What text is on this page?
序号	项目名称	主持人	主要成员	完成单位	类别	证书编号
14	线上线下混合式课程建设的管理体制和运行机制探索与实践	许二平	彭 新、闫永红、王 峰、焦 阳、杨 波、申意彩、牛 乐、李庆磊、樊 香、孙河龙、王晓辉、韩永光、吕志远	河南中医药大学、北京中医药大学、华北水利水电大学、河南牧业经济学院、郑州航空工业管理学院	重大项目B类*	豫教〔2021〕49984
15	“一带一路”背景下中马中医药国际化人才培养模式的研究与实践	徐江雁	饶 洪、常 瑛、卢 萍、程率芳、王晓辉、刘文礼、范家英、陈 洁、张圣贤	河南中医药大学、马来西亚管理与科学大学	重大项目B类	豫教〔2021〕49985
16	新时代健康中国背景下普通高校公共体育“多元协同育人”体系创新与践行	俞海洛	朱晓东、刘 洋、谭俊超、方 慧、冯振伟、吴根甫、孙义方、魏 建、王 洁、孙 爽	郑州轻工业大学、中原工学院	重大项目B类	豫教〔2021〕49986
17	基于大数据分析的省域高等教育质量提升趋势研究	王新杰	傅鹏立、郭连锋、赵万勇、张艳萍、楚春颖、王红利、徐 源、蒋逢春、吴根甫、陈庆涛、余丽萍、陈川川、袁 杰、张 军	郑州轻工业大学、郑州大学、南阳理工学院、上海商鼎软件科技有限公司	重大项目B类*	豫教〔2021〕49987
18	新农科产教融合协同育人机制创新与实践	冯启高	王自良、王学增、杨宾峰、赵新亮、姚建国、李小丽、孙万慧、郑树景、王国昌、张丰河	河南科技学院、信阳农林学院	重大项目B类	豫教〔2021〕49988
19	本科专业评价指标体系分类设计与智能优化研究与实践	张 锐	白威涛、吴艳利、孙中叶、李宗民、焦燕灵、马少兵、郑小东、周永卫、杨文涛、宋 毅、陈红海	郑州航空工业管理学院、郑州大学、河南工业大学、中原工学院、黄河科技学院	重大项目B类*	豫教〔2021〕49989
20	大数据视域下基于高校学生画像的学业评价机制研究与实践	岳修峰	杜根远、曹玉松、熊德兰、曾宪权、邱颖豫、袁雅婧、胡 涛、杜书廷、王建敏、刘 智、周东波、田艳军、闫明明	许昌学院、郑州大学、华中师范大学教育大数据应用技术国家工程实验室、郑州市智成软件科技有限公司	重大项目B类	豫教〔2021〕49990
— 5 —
◇ ◇ ◇ ◇ ◇
*To do*: All of the data needs to be reproduced exactly, with no line missing.

*Task solution*:
What text is on this page?
序号	项目名称	主持人	主要成员	完成单位	类别	证书编号
14	线上线下混合式课程建设的管理体制和运行机制探索与实践	许二平	彭 新、闫永红、王 峰、焦 阳、杨 波、申意彩、牛 乐、李庆磊、樊 香、孙河龙、王晓辉、韩永光、吕志远	河南中医药大学、北京中医药大学、华北水利水电大学、河南牧业经济学院、郑州航空工业管理学院	重大项目B类*	豫教〔2021〕49984
15	“一带一路”背景下中马中医药国际化人才培养模式的研究与实践	徐江雁	饶 洪、常 瑛、卢 萍、程率芳、王晓辉、刘文礼、范家英、陈 洁、张圣贤	河南中医药大学、马来西亚管理与科学大学	重大项目B类	豫教〔2021〕49985
16	新时代健康中国背景下普通高校公共体育“多元协同育人”体系创新与践行	俞海洛	朱晓东、刘 洋、谭俊超、方 慧、冯振伟、吴根甫、孙义方、魏 建、王 洁、孙 爽	郑州轻工业大学、中原工学院	重大项目B类	豫教〔2021〕49986
17	基于大数据分析的省域高等教育质量提升趋势研究	王新杰	傅鹏立、郭连锋、赵万勇、张艳萍、楚春颖、王红利、徐 源、蒋逢春、吴根甫、陈庆涛、余丽萍、陈川川、袁 杰、张 军	郑州轻工业大学、郑州大学、南阳理工学院、上海商鼎软件科技有限公司	重大项目B类*	豫教〔2021〕49987
18	新农科产教融合协同育人机制创新与实践	冯启高	王自良、王学增、杨宾峰、赵新亮、姚建国、李小丽、孙万慧、郑树景、王国昌、张丰河	河南科技学院、信阳农林学院	重大项目B类	豫教〔2021〕49988
19	本科专业评价指标体系分类设计与智能优化研究与实践	张 锐	白威涛、吴艳利、孙中叶、李宗民、焦燕灵、马少兵、郑小东、周永卫、杨文涛、宋 毅、陈红海	郑州航空工业管理学院、郑州大学、河南工业大学、中原工学院、黄河科技学院	重大项目B类*	豫教〔2021〕49989
20	大数据视域下基于高校学生画像的学业评价机制研究与实践	岳修峰	杜根远、曹玉松、熊德兰、曾宪权、邱颖豫、袁雅婧、胡 涛、杜书廷、王建敏、刘 智、周东波、田艳军、闫明明	许昌学院、郑州大学、华中师范大学教育大数据应用技术国家工程实验室、郑州市智成软件科技有限公司	重大项目B类	豫教〔2021〕49990
— 5 —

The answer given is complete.